>>>>>
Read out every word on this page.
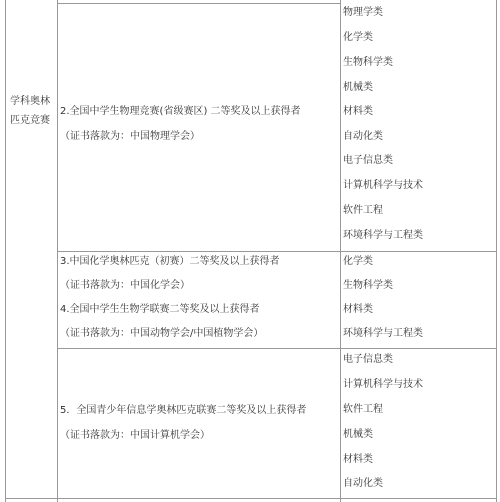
学科奥林
匹克竞赛
2.全国中学生物理竞赛(省级赛区) 二等奖及以上获得者
（证书落款为：中国物理学会）
物理学类
化学类
生物科学类
机械类
材料类
自动化类
电子信息类
计算机科学与技术
软件工程
环境科学与工程类
3.中国化学奥林匹克（初赛）二等奖及以上获得者
（证书落款为：中国化学会）
4.全国中学生生物学联赛二等奖及以上获得者
（证书落款为：中国动物学会/中国植物学会）
化学类
生物科学类
材料类
环境科学与工程类
5．全国青少年信息学奥林匹克联赛二等奖及以上获得者
（证书落款为：中国计算机学会）
电子信息类
计算机科学与技术
软件工程
机械类
材料类
自动化类
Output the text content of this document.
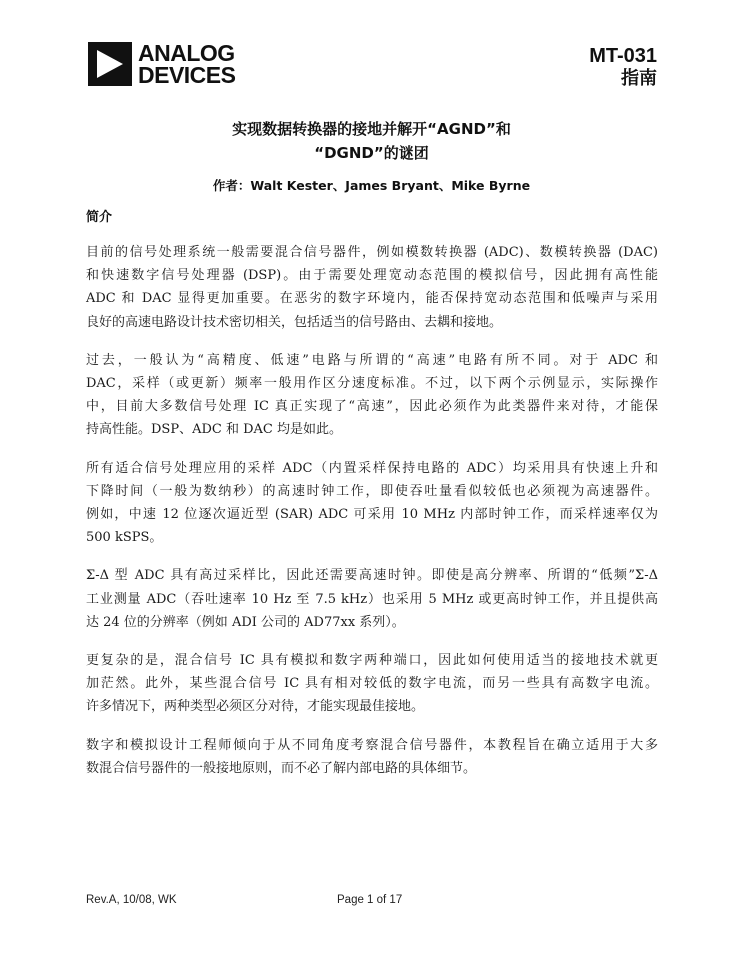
ANALOG
DEVICES
MT-031
指南
实现数据转换器的接地并解开“AGND”和
“DGND”的谜团
作者：Walt Kester、James Bryant、Mike Byrne
简介
目前的信号处理系统一般需要混合信号器件，例如模数转换器 (ADC)、数模转换器 (DAC)
和快速数字信号处理器 (DSP)。由于需要处理宽动态范围的模拟信号，因此拥有高性能
ADC 和 DAC 显得更加重要。在恶劣的数字环境内，能否保持宽动态范围和低噪声与采用
良好的高速电路设计技术密切相关，包括适当的信号路由、去耦和接地。
过去，一般认为“高精度、低速”电路与所谓的“高速”电路有所不同。对于 ADC 和
DAC，采样（或更新）频率一般用作区分速度标准。不过，以下两个示例显示，实际操作
中，目前大多数信号处理 IC 真正实现了“高速”，因此必须作为此类器件来对待，才能保
持高性能。DSP、ADC 和 DAC 均是如此。
所有适合信号处理应用的采样 ADC（内置采样保持电路的 ADC）均采用具有快速上升和
下降时间（一般为数纳秒）的高速时钟工作，即使吞吐量看似较低也必须视为高速器件。
例如，中速 12 位逐次逼近型 (SAR) ADC 可采用 10 MHz 内部时钟工作，而采样速率仅为
500 kSPS。
Σ-Δ 型 ADC 具有高过采样比，因此还需要高速时钟。即使是高分辨率、所谓的“低频”Σ-Δ
工业测量 ADC（吞吐速率 10 Hz 至 7.5 kHz）也采用 5 MHz 或更高时钟工作，并且提供高
达 24 位的分辨率（例如 ADI 公司的 AD77xx 系列）。
更复杂的是，混合信号 IC 具有模拟和数字两种端口，因此如何使用适当的接地技术就更
加茫然。此外，某些混合信号 IC 具有相对较低的数字电流，而另一些具有高数字电流。
许多情况下，两种类型必须区分对待，才能实现最佳接地。
数字和模拟设计工程师倾向于从不同角度考察混合信号器件，本教程旨在确立适用于大多
数混合信号器件的一般接地原则，而不必了解内部电路的具体细节。
Rev.A, 10/08, WK	Page 1 of 17
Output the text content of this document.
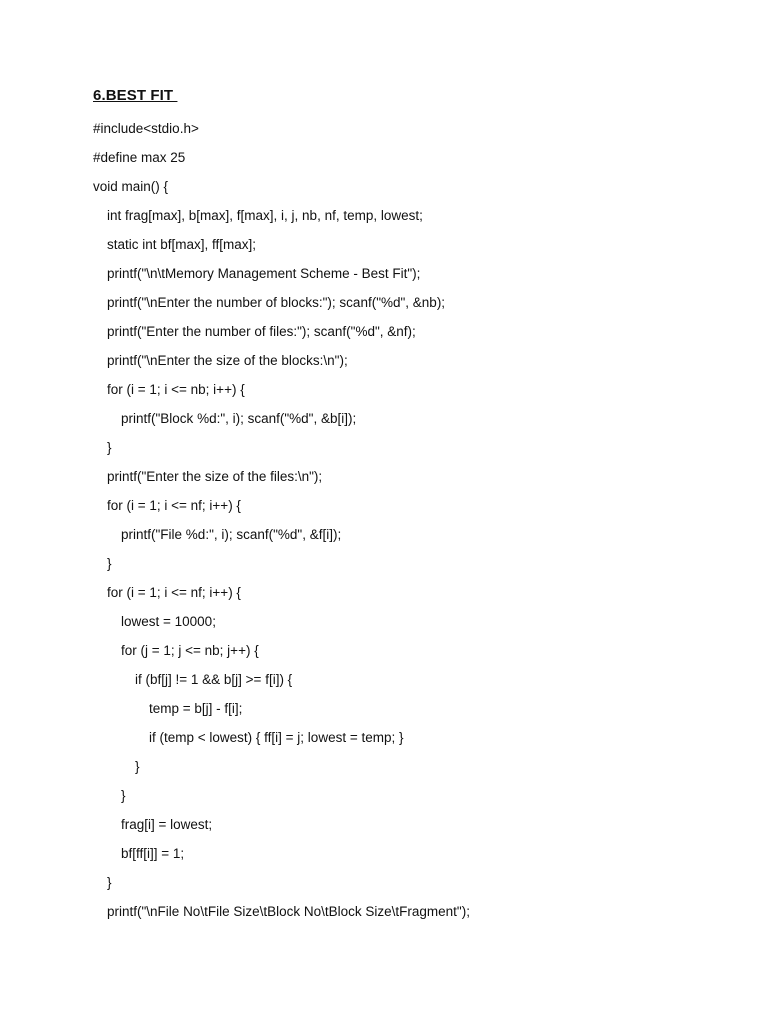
6.BEST FIT
#include<stdio.h>
#define max 25
void main() {
int frag[max], b[max], f[max], i, j, nb, nf, temp, lowest;
static int bf[max], ff[max];
printf("\n\tMemory Management Scheme - Best Fit");
printf("\nEnter the number of blocks:"); scanf("%d", &nb);
printf("Enter the number of files:"); scanf("%d", &nf);
printf("\nEnter the size of the blocks:\n");
for (i = 1; i <= nb; i++) {
printf("Block %d:", i); scanf("%d", &b[i]);
}
printf("Enter the size of the files:\n");
for (i = 1; i <= nf; i++) {
printf("File %d:", i); scanf("%d", &f[i]);
}
for (i = 1; i <= nf; i++) {
lowest = 10000;
for (j = 1; j <= nb; j++) {
if (bf[j] != 1 && b[j] >= f[i]) {
temp = b[j] - f[i];
if (temp < lowest) { ff[i] = j; lowest = temp; }
}
}
frag[i] = lowest;
bf[ff[i]] = 1;
}
printf("\nFile No\tFile Size\tBlock No\tBlock Size\tFragment");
<<<<<
Your copy of the data above should match it exactly, except that pictures are left out.

Task response |
Read out every word on this page.
学科奥林
匹克竞赛
2.全国中学生物理竞赛(省级赛区) 二等奖及以上获得者
（证书落款为：中国物理学会）
物理学类
化学类
生物科学类
机械类
材料类
自动化类
电子信息类
计算机科学与技术
软件工程
环境科学与工程类
3.中国化学奥林匹克（初赛）二等奖及以上获得者
（证书落款为：中国化学会）
4.全国中学生生物学联赛二等奖及以上获得者
（证书落款为：中国动物学会/中国植物学会）
化学类
生物科学类
材料类
环境科学与工程类
5．全国青少年信息学奥林匹克联赛二等奖及以上获得者
（证书落款为：中国计算机学会）
电子信息类
计算机科学与技术
软件工程
机械类
材料类
自动化类
Output the text content of this document.
ANALOG
DEVICES
MT-031
指南
实现数据转换器的接地并解开“AGND”和
“DGND”的谜团
作者：Walt Kester、James Bryant、Mike Byrne
简介
目前的信号处理系统一般需要混合信号器件，例如模数转换器 (ADC)、数模转换器 (DAC)
和快速数字信号处理器 (DSP)。由于需要处理宽动态范围的模拟信号，因此拥有高性能
ADC 和 DAC 显得更加重要。在恶劣的数字环境内，能否保持宽动态范围和低噪声与采用
良好的高速电路设计技术密切相关，包括适当的信号路由、去耦和接地。
过去，一般认为“高精度、低速”电路与所谓的“高速”电路有所不同。对于 ADC 和
DAC，采样（或更新）频率一般用作区分速度标准。不过，以下两个示例显示，实际操作
中，目前大多数信号处理 IC 真正实现了“高速”，因此必须作为此类器件来对待，才能保
持高性能。DSP、ADC 和 DAC 均是如此。
所有适合信号处理应用的采样 ADC（内置采样保持电路的 ADC）均采用具有快速上升和
下降时间（一般为数纳秒）的高速时钟工作，即使吞吐量看似较低也必须视为高速器件。
例如，中速 12 位逐次逼近型 (SAR) ADC 可采用 10 MHz 内部时钟工作，而采样速率仅为
500 kSPS。
Σ-Δ 型 ADC 具有高过采样比，因此还需要高速时钟。即使是高分辨率、所谓的“低频”Σ-Δ
工业测量 ADC（吞吐速率 10 Hz 至 7.5 kHz）也采用 5 MHz 或更高时钟工作，并且提供高
达 24 位的分辨率（例如 ADI 公司的 AD77xx 系列）。
更复杂的是，混合信号 IC 具有模拟和数字两种端口，因此如何使用适当的接地技术就更
加茫然。此外，某些混合信号 IC 具有相对较低的数字电流，而另一些具有高数字电流。
许多情况下，两种类型必须区分对待，才能实现最佳接地。
数字和模拟设计工程师倾向于从不同角度考察混合信号器件，本教程旨在确立适用于大多
数混合信号器件的一般接地原则，而不必了解内部电路的具体细节。
Rev.A, 10/08, WK	Page 1 of 17
Output the text content of this document.
6.BEST FIT
#include<stdio.h>
#define max 25
void main() {
int frag[max], b[max], f[max], i, j, nb, nf, temp, lowest;
static int bf[max], ff[max];
printf("\n\tMemory Management Scheme - Best Fit");
printf("\nEnter the number of blocks:"); scanf("%d", &nb);
printf("Enter the number of files:"); scanf("%d", &nf);
printf("\nEnter the size of the blocks:\n");
for (i = 1; i <= nb; i++) {
printf("Block %d:", i); scanf("%d", &b[i]);
}
printf("Enter the size of the files:\n");
for (i = 1; i <= nf; i++) {
printf("File %d:", i); scanf("%d", &f[i]);
}
for (i = 1; i <= nf; i++) {
lowest = 10000;
for (j = 1; j <= nb; j++) {
if (bf[j] != 1 && b[j] >= f[i]) {
temp = b[j] - f[i];
if (temp < lowest) { ff[i] = j; lowest = temp; }
}
}
frag[i] = lowest;
bf[ff[i]] = 1;
}
printf("\nFile No\tFile Size\tBlock No\tBlock Size\tFragment");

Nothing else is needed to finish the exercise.